Entries from a visual dataset:
============

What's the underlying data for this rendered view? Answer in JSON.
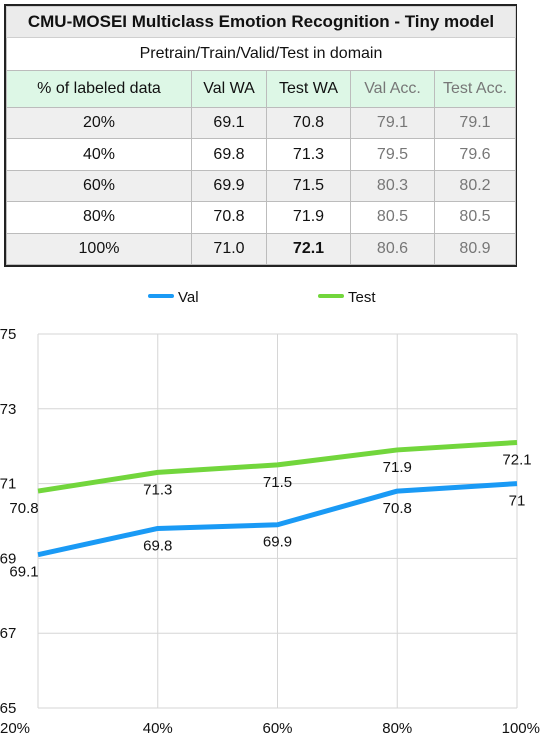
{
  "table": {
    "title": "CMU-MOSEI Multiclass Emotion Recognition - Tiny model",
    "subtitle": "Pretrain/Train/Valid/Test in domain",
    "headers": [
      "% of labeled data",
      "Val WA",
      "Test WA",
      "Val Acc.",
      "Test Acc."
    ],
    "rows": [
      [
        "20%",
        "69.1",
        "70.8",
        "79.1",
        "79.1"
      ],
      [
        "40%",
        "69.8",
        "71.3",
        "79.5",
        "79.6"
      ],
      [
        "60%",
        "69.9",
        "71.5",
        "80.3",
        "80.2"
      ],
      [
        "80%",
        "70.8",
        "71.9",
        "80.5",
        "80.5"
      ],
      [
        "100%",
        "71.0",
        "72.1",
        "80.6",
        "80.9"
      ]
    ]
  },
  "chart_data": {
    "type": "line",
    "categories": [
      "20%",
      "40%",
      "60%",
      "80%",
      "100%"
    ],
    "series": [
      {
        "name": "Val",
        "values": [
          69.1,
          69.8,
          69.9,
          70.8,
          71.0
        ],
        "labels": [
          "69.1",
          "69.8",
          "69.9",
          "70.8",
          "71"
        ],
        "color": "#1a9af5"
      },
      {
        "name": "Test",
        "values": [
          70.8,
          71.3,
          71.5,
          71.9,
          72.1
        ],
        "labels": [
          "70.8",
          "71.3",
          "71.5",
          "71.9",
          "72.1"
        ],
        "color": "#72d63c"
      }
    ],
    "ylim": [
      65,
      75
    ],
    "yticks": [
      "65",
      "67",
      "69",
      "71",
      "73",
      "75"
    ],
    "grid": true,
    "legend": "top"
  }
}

============

*OBJECTIVE*: Return the listing above unchanged, apart from dropping its pictures.

*CORRECT OUTPUT*:
What's the underlying data for this rendered view? Answer in JSON.
{
  "table": {
    "title": "CMU-MOSEI Multiclass Emotion Recognition - Tiny model",
    "subtitle": "Pretrain/Train/Valid/Test in domain",
    "headers": [
      "% of labeled data",
      "Val WA",
      "Test WA",
      "Val Acc.",
      "Test Acc."
    ],
    "rows": [
      [
        "20%",
        "69.1",
        "70.8",
        "79.1",
        "79.1"
      ],
      [
        "40%",
        "69.8",
        "71.3",
        "79.5",
        "79.6"
      ],
      [
        "60%",
        "69.9",
        "71.5",
        "80.3",
        "80.2"
      ],
      [
        "80%",
        "70.8",
        "71.9",
        "80.5",
        "80.5"
      ],
      [
        "100%",
        "71.0",
        "72.1",
        "80.6",
        "80.9"
      ]
    ]
  },
  "chart_data": {
    "type": "line",
    "categories": [
      "20%",
      "40%",
      "60%",
      "80%",
      "100%"
    ],
    "series": [
      {
        "name": "Val",
        "values": [
          69.1,
          69.8,
          69.9,
          70.8,
          71.0
        ],
        "labels": [
          "69.1",
          "69.8",
          "69.9",
          "70.8",
          "71"
        ],
        "color": "#1a9af5"
      },
      {
        "name": "Test",
        "values": [
          70.8,
          71.3,
          71.5,
          71.9,
          72.1
        ],
        "labels": [
          "70.8",
          "71.3",
          "71.5",
          "71.9",
          "72.1"
        ],
        "color": "#72d63c"
      }
    ],
    "ylim": [
      65,
      75
    ],
    "yticks": [
      "65",
      "67",
      "69",
      "71",
      "73",
      "75"
    ],
    "grid": true,
    "legend": "top"
  }
}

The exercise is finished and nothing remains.